> **DOCUMENT EXCERPT**:
==============================

# What is the abscissa of endpoint N(x,8) if the length of MN=5 and M(3,5)?

neela | Student

Given MN = 5,  the coordinates of M is (3,5) and the coordinates of N is (x,8).

So MN = sqrt {(xN-xM)^2+(yN-yM)^2}

Therefore MN = sqrt{(x-3)^2+(8-5)^2}.

MN = 5 = sqrt{(x-3)^2+3^3}.

5^2 = (x-3)^2+9.

25 - 9 = (x-3)^2.

16 = (x-3)^2.

x-3 = sqrt16 , or x- 3 = -sqrt16.

So x= 3+4, Or x= 3-4.

So x= 7, or x= 3-4 = -1.

Therefore the abscissa or the x coordinate of N is  7 or -1.

giorgiana1976 | Student

We'll write the formula of the length of the segment MN:

d = sqrt[(xN - xM)^2 + (yN - yM)^2]

We'll substitute the coordinates for M and N in the formula:

M(3,5) and N(x,8)

d = sqrt[(x - 3)^2 + (8 - 5)^2]

We'll substitute the length of the segment MN by 5:

5 =  sqrt[(x - 3)^2 + (3)^2]

We'll raise to square both sides:

25 = (x-3)^2 + 9

We'll subtract 9 both sides:

25 - 9 = (x-3)^2

16 = (x-3)^2

We'll extract the square root:

x-3 = +4

x = 7

or

x - 3 = -4

x = -1

The abscissa of the endpoint N is x = -1 or x = 7.

==============================

> **RECORDED INFORMATION**:

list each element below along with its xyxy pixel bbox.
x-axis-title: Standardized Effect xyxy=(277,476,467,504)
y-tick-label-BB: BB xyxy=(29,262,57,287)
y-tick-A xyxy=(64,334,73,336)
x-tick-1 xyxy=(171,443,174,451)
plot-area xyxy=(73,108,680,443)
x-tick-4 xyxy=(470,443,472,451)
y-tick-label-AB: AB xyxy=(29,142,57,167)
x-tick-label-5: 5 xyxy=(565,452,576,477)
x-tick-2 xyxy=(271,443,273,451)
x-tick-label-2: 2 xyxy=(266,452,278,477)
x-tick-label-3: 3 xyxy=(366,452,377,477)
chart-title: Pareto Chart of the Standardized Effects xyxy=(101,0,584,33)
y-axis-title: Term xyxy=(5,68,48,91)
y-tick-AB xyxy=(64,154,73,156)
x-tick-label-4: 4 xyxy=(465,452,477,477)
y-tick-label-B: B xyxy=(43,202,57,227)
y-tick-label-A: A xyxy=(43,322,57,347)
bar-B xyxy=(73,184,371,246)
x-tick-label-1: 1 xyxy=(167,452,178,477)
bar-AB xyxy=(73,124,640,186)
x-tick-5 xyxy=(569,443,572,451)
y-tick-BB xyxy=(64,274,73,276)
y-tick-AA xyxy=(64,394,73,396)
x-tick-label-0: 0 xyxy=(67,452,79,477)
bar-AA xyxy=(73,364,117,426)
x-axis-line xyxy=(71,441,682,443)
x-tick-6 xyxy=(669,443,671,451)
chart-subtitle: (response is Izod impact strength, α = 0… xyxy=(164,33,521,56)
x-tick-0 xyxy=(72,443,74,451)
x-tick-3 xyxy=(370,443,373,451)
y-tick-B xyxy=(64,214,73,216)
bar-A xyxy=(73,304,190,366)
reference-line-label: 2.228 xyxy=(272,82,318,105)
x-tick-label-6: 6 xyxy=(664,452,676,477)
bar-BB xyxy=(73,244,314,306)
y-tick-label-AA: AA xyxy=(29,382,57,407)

==============================

> **ACTION ITEM**: List, in order, every step that giorgiana1976 announces with a sentence beginning "We'll" in the forum thread on the abscissa of endpoint N.

> **RESPONSE TO THE TASK**:
1. Write the formula of the length of the segment MN.
2. Substitute the coordinates for M and N in the formula.
3. Substitute the length of the segment MN by 5.
4. Raise both sides to the square.
5. Subtract 9 from both sides.
6. Extract the square root.